[Stored items from a collection]
-- Start --
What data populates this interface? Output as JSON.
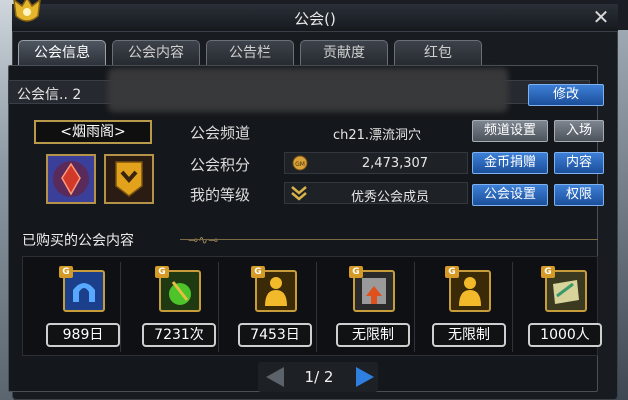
{
  "window": {
    "title": "公会()"
  },
  "tabs": [
    {
      "label": "公会信息",
      "active": true
    },
    {
      "label": "公会内容",
      "active": false
    },
    {
      "label": "公告栏",
      "active": false
    },
    {
      "label": "贡献度",
      "active": false
    },
    {
      "label": "红包",
      "active": false
    }
  ],
  "guild": {
    "name_label": "公会信.. 2",
    "edit_button": "修改",
    "display_name": "<烟雨阁>"
  },
  "info": {
    "channel_label": "公会频道",
    "channel_value": "ch21.漂流洞穴",
    "channel_settings_button": "频道设置",
    "enter_button": "入场",
    "points_label": "公会积分",
    "points_value": "2,473,307",
    "donate_button": "金币捐赠",
    "content_button": "内容",
    "rank_label": "我的等级",
    "rank_value": "优秀公会成员",
    "guild_settings_button": "公会设置",
    "permissions_button": "权限"
  },
  "purchased": {
    "title": "已购买的公会内容",
    "items": [
      {
        "label": "989日",
        "icon": "blue-arch-icon"
      },
      {
        "label": "7231次",
        "icon": "green-potion-icon"
      },
      {
        "label": "7453日",
        "icon": "gold-figure-icon"
      },
      {
        "label": "无限制",
        "icon": "arrow-scroll-icon"
      },
      {
        "label": "无限制",
        "icon": "gold-figure-icon"
      },
      {
        "label": "1000人",
        "icon": "scroll-icon"
      }
    ]
  },
  "pager": {
    "text": "1/ 2"
  },
  "colors": {
    "accent_blue": "#2f7fe0",
    "gold_border": "#c79d3c"
  }
}
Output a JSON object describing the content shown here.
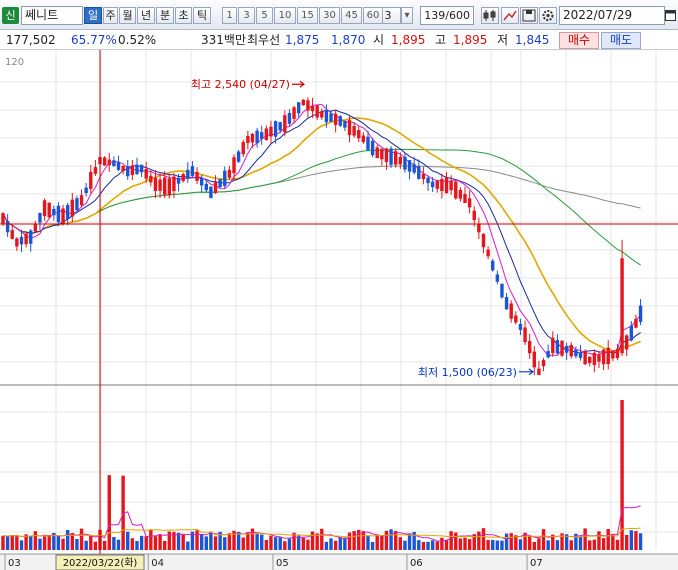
{
  "toolbar": {
    "logo": "신",
    "stock_name": "쎄니트",
    "periods": [
      {
        "label": "일",
        "active": true
      },
      {
        "label": "주",
        "active": false
      },
      {
        "label": "월",
        "active": false
      },
      {
        "label": "년",
        "active": false
      },
      {
        "label": "분",
        "active": false
      },
      {
        "label": "초",
        "active": false
      },
      {
        "label": "틱",
        "active": false
      }
    ],
    "intervals": [
      "1",
      "3",
      "5",
      "10",
      "15",
      "30",
      "45",
      "60"
    ],
    "interval_value": "3",
    "count": "139/600",
    "date": "2022/07/29",
    "icons": [
      "candle-settings-icon",
      "crosshair-line-icon",
      "save-icon",
      "gear-icon",
      "calendar-icon"
    ]
  },
  "info": {
    "volume": "177,502",
    "ratio1": "65.77%",
    "ratio2": "0.52%",
    "amount": "331백만",
    "best_ask_label": "최우선",
    "best_ask": "1,875",
    "best_bid": "1,870",
    "open_label": "시",
    "open": "1,895",
    "high_label": "고",
    "high": "1,895",
    "low_label": "저",
    "low": "1,845",
    "buy_label": "매수",
    "sell_label": "매도"
  },
  "chart_data": {
    "type": "candlestick",
    "top_label": "120",
    "x_labels": [
      "03",
      "04",
      "05",
      "06",
      "07"
    ],
    "cursor_date_label": "2022/03/22(화)",
    "annotations": [
      {
        "text": "최고 2,540 (04/27)",
        "color": "#cc0000"
      },
      {
        "text": "최저 1,500 (06/23)",
        "color": "#0033cc"
      }
    ],
    "price_range": [
      1450,
      2700
    ],
    "cursor_price": 2060,
    "colors": {
      "up": "#e8141c",
      "down": "#1a55d6",
      "ma5": "#d61ec8",
      "ma10": "#1a2a9c",
      "ma20": "#e0a800",
      "ma60": "#2a9a3c",
      "ma120": "#8a8a8a",
      "cursor": "#cc0000"
    },
    "grid": true
  }
}
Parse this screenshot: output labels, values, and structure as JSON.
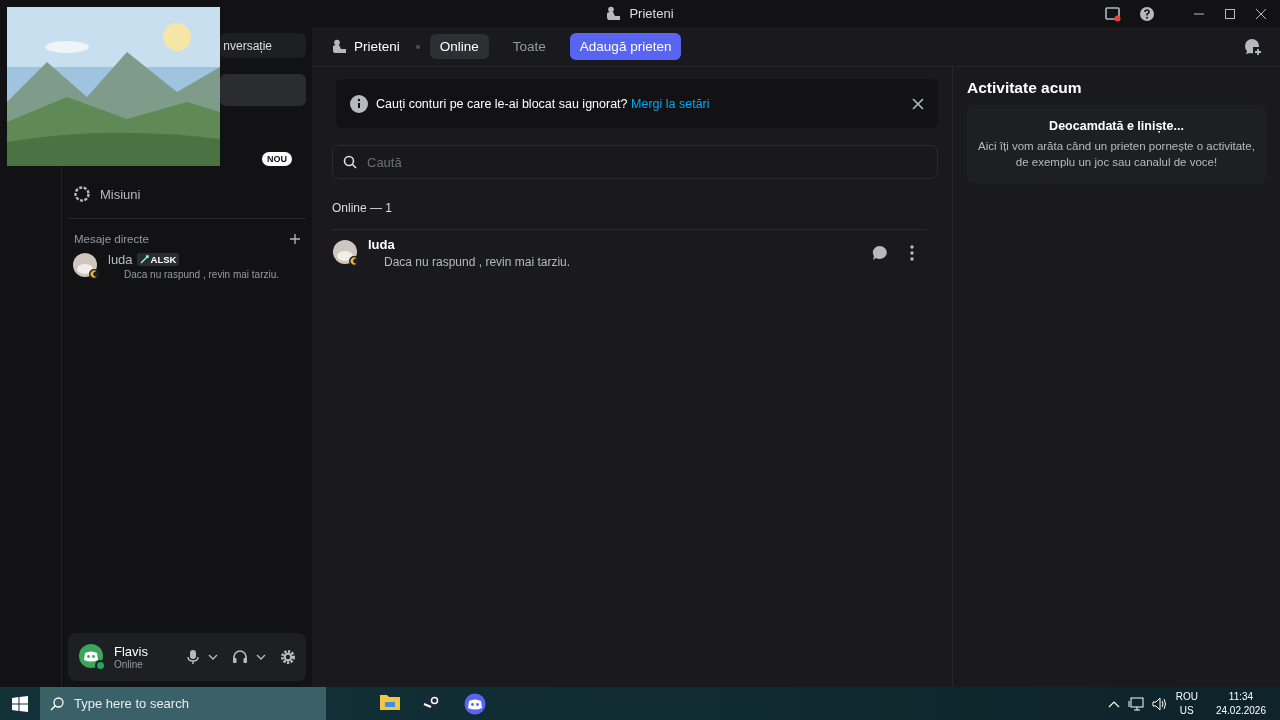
{
  "window": {
    "title": "Prieteni"
  },
  "sidebar": {
    "top_button": "nversație",
    "new_badge": "NOU",
    "items": [
      {
        "label": "Misiuni",
        "selected": false
      }
    ],
    "dm_header": "Mesaje directe",
    "direct_messages": [
      {
        "name": "luda",
        "tag": "ALSK",
        "status_text": "Daca nu raspund , revin mai tarziu."
      }
    ]
  },
  "user_panel": {
    "name": "Flavis",
    "status": "Online"
  },
  "header": {
    "title": "Prieteni",
    "tabs": [
      {
        "label": "Online",
        "selected": true
      },
      {
        "label": "Toate",
        "selected": false
      }
    ],
    "add_button": "Adaugă prieten"
  },
  "notice": {
    "text": "Cauți conturi pe care le-ai blocat sau ignorat?",
    "link": "Mergi la setări"
  },
  "search": {
    "placeholder": "Caută"
  },
  "list_header": "Online — 1",
  "friends": [
    {
      "name": "luda",
      "status_text": "Daca nu raspund , revin mai tarziu."
    }
  ],
  "activity": {
    "title": "Activitate acum",
    "empty_title": "Deocamdată e liniște...",
    "empty_text": "Aici îți vom arăta când un prieten pornește o activitate, de exemplu un joc sau canalul de voce!"
  },
  "taskbar": {
    "search_placeholder": "Type here to search",
    "language": "ROU",
    "layout": "US",
    "time": "11:34",
    "date": "24.02.2026"
  }
}
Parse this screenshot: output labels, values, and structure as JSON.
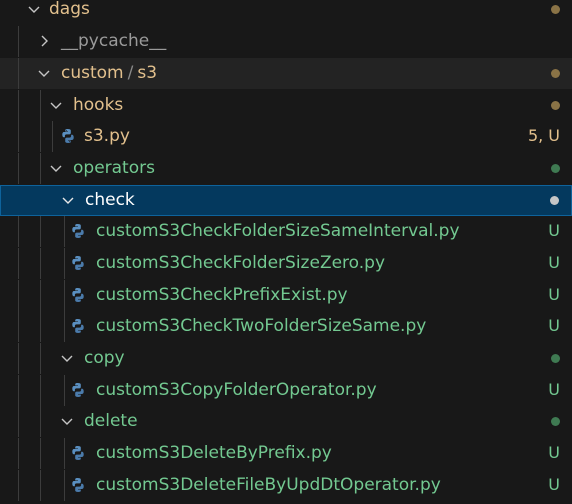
{
  "rows": [
    {
      "label": "dags",
      "deco": ""
    },
    {
      "label": "__pycache__",
      "deco": ""
    },
    {
      "label": "custom",
      "label2": "s3",
      "deco": ""
    },
    {
      "label": "hooks",
      "deco": ""
    },
    {
      "label": "s3.py",
      "deco": "5, U"
    },
    {
      "label": "operators",
      "deco": ""
    },
    {
      "label": "check",
      "deco": ""
    },
    {
      "label": "customS3CheckFolderSizeSameInterval.py",
      "deco": "U"
    },
    {
      "label": "customS3CheckFolderSizeZero.py",
      "deco": "U"
    },
    {
      "label": "customS3CheckPrefixExist.py",
      "deco": "U"
    },
    {
      "label": "customS3CheckTwoFolderSizeSame.py",
      "deco": "U"
    },
    {
      "label": "copy",
      "deco": ""
    },
    {
      "label": "customS3CopyFolderOperator.py",
      "deco": "U"
    },
    {
      "label": "delete",
      "deco": ""
    },
    {
      "label": "customS3DeleteByPrefix.py",
      "deco": "U"
    },
    {
      "label": "customS3DeleteFileByUpdDtOperator.py",
      "deco": "U"
    }
  ],
  "path_separator": "/",
  "colors": {
    "background": "#181818",
    "selection": "#04395e",
    "modified": "#e2c08d",
    "untracked": "#73c991"
  }
}
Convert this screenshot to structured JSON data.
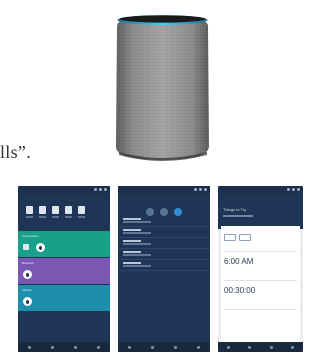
{
  "caption": {
    "text": "lls”."
  },
  "speaker": {
    "ring_color": "#27b6e6",
    "body_color": "#8c8c8c"
  },
  "screens": {
    "screen_1": {
      "cards": [
        {
          "label": "Living Room",
          "color": "#18a088"
        },
        {
          "label": "Bedroom",
          "color": "#7b58b4"
        },
        {
          "label": "Kitchen",
          "color": "#1d8fab"
        }
      ]
    },
    "screen_3": {
      "header": "Things to Try",
      "alarm_time": "6:00 AM",
      "timer_value": "00:30:00"
    }
  }
}
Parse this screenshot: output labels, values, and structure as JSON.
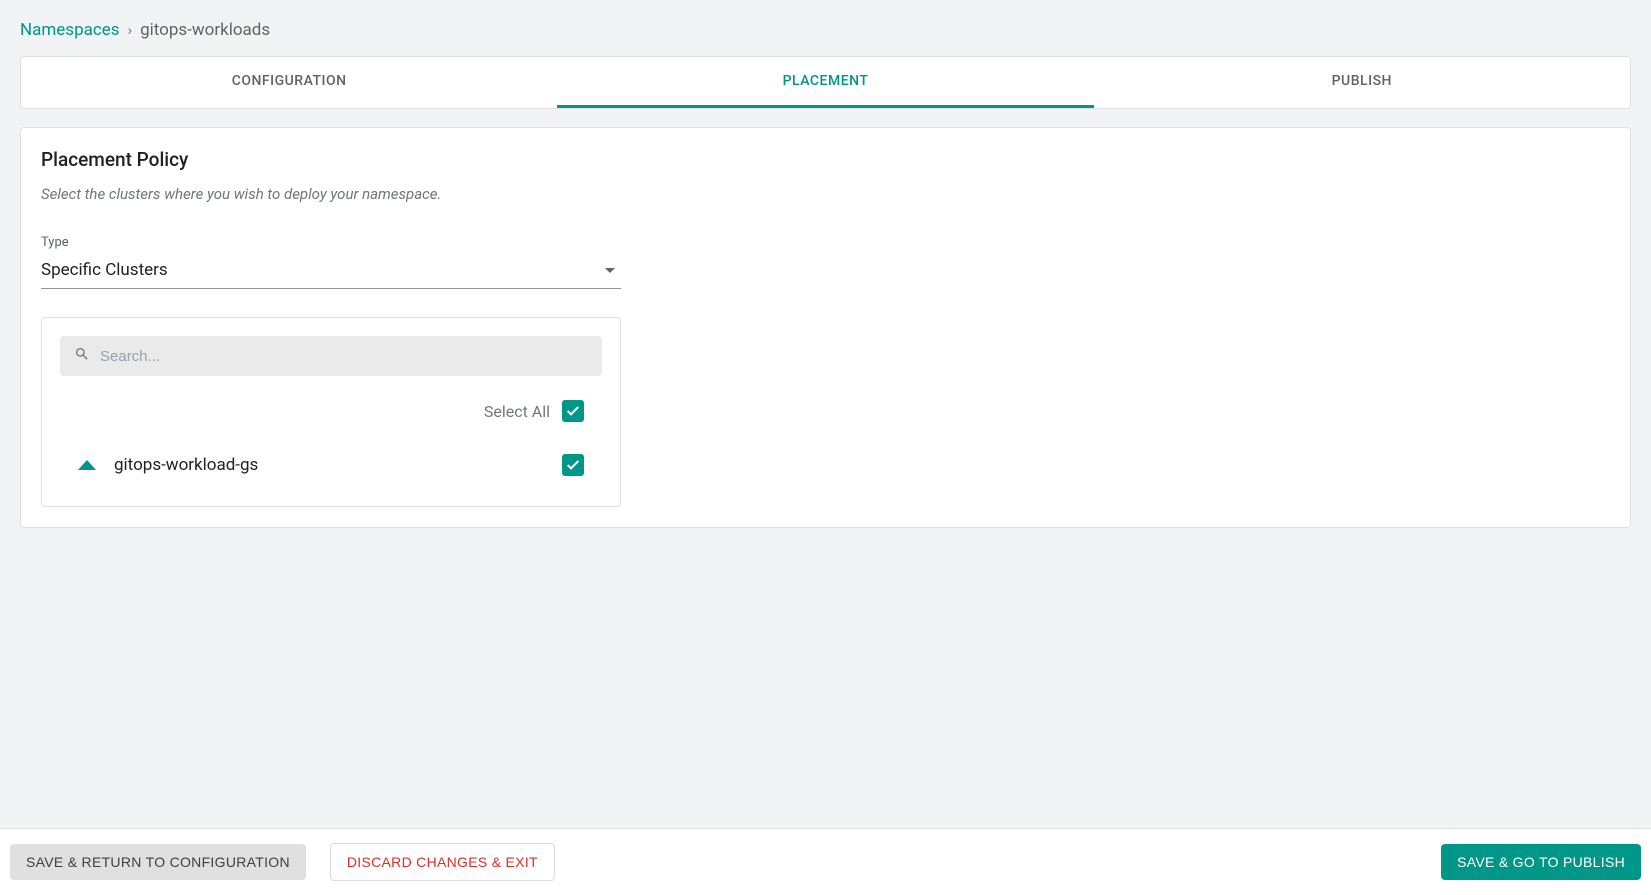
{
  "breadcrumb": {
    "root_label": "Namespaces",
    "separator": "›",
    "current": "gitops-workloads"
  },
  "tabs": {
    "configuration": "CONFIGURATION",
    "placement": "PLACEMENT",
    "publish": "PUBLISH"
  },
  "placement": {
    "title": "Placement Policy",
    "subtitle": "Select the clusters where you wish to deploy your namespace.",
    "type_label": "Type",
    "type_value": "Specific Clusters"
  },
  "clusters": {
    "search_placeholder": "Search...",
    "select_all_label": "Select All",
    "items": [
      {
        "name": "gitops-workload-gs"
      }
    ]
  },
  "footer": {
    "save_return": "SAVE & RETURN TO CONFIGURATION",
    "discard": "DISCARD CHANGES & EXIT",
    "save_go": "SAVE & GO TO PUBLISH"
  }
}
-- End --
» **Task**: Return the material exactly as given, apart from the pictures.

» **Answer to the problem**:
What data populates this interface? Output as JSON.
{
  "window": {
    "title": "公会()"
  },
  "tabs": [
    {
      "label": "公会信息",
      "active": true
    },
    {
      "label": "公会内容",
      "active": false
    },
    {
      "label": "公告栏",
      "active": false
    },
    {
      "label": "贡献度",
      "active": false
    },
    {
      "label": "红包",
      "active": false
    }
  ],
  "guild": {
    "name_label": "公会信.. 2",
    "edit_button": "修改",
    "display_name": "<烟雨阁>"
  },
  "info": {
    "channel_label": "公会频道",
    "channel_value": "ch21.漂流洞穴",
    "channel_settings_button": "频道设置",
    "enter_button": "入场",
    "points_label": "公会积分",
    "points_value": "2,473,307",
    "donate_button": "金币捐赠",
    "content_button": "内容",
    "rank_label": "我的等级",
    "rank_value": "优秀公会成员",
    "guild_settings_button": "公会设置",
    "permissions_button": "权限"
  },
  "purchased": {
    "title": "已购买的公会内容",
    "items": [
      {
        "label": "989日",
        "icon": "blue-arch-icon"
      },
      {
        "label": "7231次",
        "icon": "green-potion-icon"
      },
      {
        "label": "7453日",
        "icon": "gold-figure-icon"
      },
      {
        "label": "无限制",
        "icon": "arrow-scroll-icon"
      },
      {
        "label": "无限制",
        "icon": "gold-figure-icon"
      },
      {
        "label": "1000人",
        "icon": "scroll-icon"
      }
    ]
  },
  "pager": {
    "text": "1/ 2"
  },
  "colors": {
    "accent_blue": "#2f7fe0",
    "gold_border": "#c79d3c"
  }
}
Output a JSON object describing the content shown here.
{
  "toolbar": {
    "logo": "신",
    "stock_name": "쎄니트",
    "periods": [
      {
        "label": "일",
        "active": true
      },
      {
        "label": "주",
        "active": false
      },
      {
        "label": "월",
        "active": false
      },
      {
        "label": "년",
        "active": false
      },
      {
        "label": "분",
        "active": false
      },
      {
        "label": "초",
        "active": false
      },
      {
        "label": "틱",
        "active": false
      }
    ],
    "intervals": [
      "1",
      "3",
      "5",
      "10",
      "15",
      "30",
      "45",
      "60"
    ],
    "interval_value": "3",
    "count": "139/600",
    "date": "2022/07/29",
    "icons": [
      "candle-settings-icon",
      "crosshair-line-icon",
      "save-icon",
      "gear-icon",
      "calendar-icon"
    ]
  },
  "info": {
    "volume": "177,502",
    "ratio1": "65.77%",
    "ratio2": "0.52%",
    "amount": "331백만",
    "best_ask_label": "최우선",
    "best_ask": "1,875",
    "best_bid": "1,870",
    "open_label": "시",
    "open": "1,895",
    "high_label": "고",
    "high": "1,895",
    "low_label": "저",
    "low": "1,845",
    "buy_label": "매수",
    "sell_label": "매도"
  },
  "chart_data": {
    "type": "candlestick",
    "top_label": "120",
    "x_labels": [
      "03",
      "04",
      "05",
      "06",
      "07"
    ],
    "cursor_date_label": "2022/03/22(화)",
    "annotations": [
      {
        "text": "최고 2,540 (04/27)",
        "color": "#cc0000"
      },
      {
        "text": "최저 1,500 (06/23)",
        "color": "#0033cc"
      }
    ],
    "price_range": [
      1450,
      2700
    ],
    "cursor_price": 2060,
    "colors": {
      "up": "#e8141c",
      "down": "#1a55d6",
      "ma5": "#d61ec8",
      "ma10": "#1a2a9c",
      "ma20": "#e0a800",
      "ma60": "#2a9a3c",
      "ma120": "#8a8a8a",
      "cursor": "#cc0000"
    },
    "grid": true
  }
}
Parse this screenshot: output labels, values, and structure as JSON.
{
  "window": {
    "title": "Prieteni"
  },
  "sidebar": {
    "top_button": "nversație",
    "new_badge": "NOU",
    "items": [
      {
        "label": "Misiuni",
        "selected": false
      }
    ],
    "dm_header": "Mesaje directe",
    "direct_messages": [
      {
        "name": "luda",
        "tag": "ALSK",
        "status_text": "Daca nu raspund , revin mai tarziu."
      }
    ]
  },
  "user_panel": {
    "name": "Flavis",
    "status": "Online"
  },
  "header": {
    "title": "Prieteni",
    "tabs": [
      {
        "label": "Online",
        "selected": true
      },
      {
        "label": "Toate",
        "selected": false
      }
    ],
    "add_button": "Adaugă prieten"
  },
  "notice": {
    "text": "Cauți conturi pe care le-ai blocat sau ignorat?",
    "link": "Mergi la setări"
  },
  "search": {
    "placeholder": "Caută"
  },
  "list_header": "Online — 1",
  "friends": [
    {
      "name": "luda",
      "status_text": "Daca nu raspund , revin mai tarziu."
    }
  ],
  "activity": {
    "title": "Activitate acum",
    "empty_title": "Deocamdată e liniște...",
    "empty_text": "Aici îți vom arăta când un prieten pornește o activitate, de exemplu un joc sau canalul de voce!"
  },
  "taskbar": {
    "search_placeholder": "Type here to search",
    "language": "ROU",
    "layout": "US",
    "time": "11:34",
    "date": "24.02.2026"
  }
}
Parse this screenshot: output labels, values, and structure as JSON.
{
  "rows": [
    {
      "label": "dags",
      "deco": ""
    },
    {
      "label": "__pycache__",
      "deco": ""
    },
    {
      "label": "custom",
      "label2": "s3",
      "deco": ""
    },
    {
      "label": "hooks",
      "deco": ""
    },
    {
      "label": "s3.py",
      "deco": "5, U"
    },
    {
      "label": "operators",
      "deco": ""
    },
    {
      "label": "check",
      "deco": ""
    },
    {
      "label": "customS3CheckFolderSizeSameInterval.py",
      "deco": "U"
    },
    {
      "label": "customS3CheckFolderSizeZero.py",
      "deco": "U"
    },
    {
      "label": "customS3CheckPrefixExist.py",
      "deco": "U"
    },
    {
      "label": "customS3CheckTwoFolderSizeSame.py",
      "deco": "U"
    },
    {
      "label": "copy",
      "deco": ""
    },
    {
      "label": "customS3CopyFolderOperator.py",
      "deco": "U"
    },
    {
      "label": "delete",
      "deco": ""
    },
    {
      "label": "customS3DeleteByPrefix.py",
      "deco": "U"
    },
    {
      "label": "customS3DeleteFileByUpdDtOperator.py",
      "deco": "U"
    }
  ],
  "path_separator": "/",
  "colors": {
    "background": "#181818",
    "selection": "#04395e",
    "modified": "#e2c08d",
    "untracked": "#73c991"
  }
}
Convert this screenshot to structured JSON data.
{
  "caption": {
    "text": "lls”."
  },
  "speaker": {
    "ring_color": "#27b6e6",
    "body_color": "#8c8c8c"
  },
  "screens": {
    "screen_1": {
      "cards": [
        {
          "label": "Living Room",
          "color": "#18a088"
        },
        {
          "label": "Bedroom",
          "color": "#7b58b4"
        },
        {
          "label": "Kitchen",
          "color": "#1d8fab"
        }
      ]
    },
    "screen_3": {
      "header": "Things to Try",
      "alarm_time": "6:00 AM",
      "timer_value": "00:30:00"
    }
  }
}
Parse this screenshot: output labels, values, and structure as JSON.
{
  "breadcrumb": {
    "root_label": "Namespaces",
    "separator": "›",
    "current": "gitops-workloads"
  },
  "tabs": {
    "configuration": "CONFIGURATION",
    "placement": "PLACEMENT",
    "publish": "PUBLISH"
  },
  "placement": {
    "title": "Placement Policy",
    "subtitle": "Select the clusters where you wish to deploy your namespace.",
    "type_label": "Type",
    "type_value": "Specific Clusters"
  },
  "clusters": {
    "search_placeholder": "Search...",
    "select_all_label": "Select All",
    "items": [
      {
        "name": "gitops-workload-gs"
      }
    ]
  },
  "footer": {
    "save_return": "SAVE & RETURN TO CONFIGURATION",
    "discard": "DISCARD CHANGES & EXIT",
    "save_go": "SAVE & GO TO PUBLISH"
  }
}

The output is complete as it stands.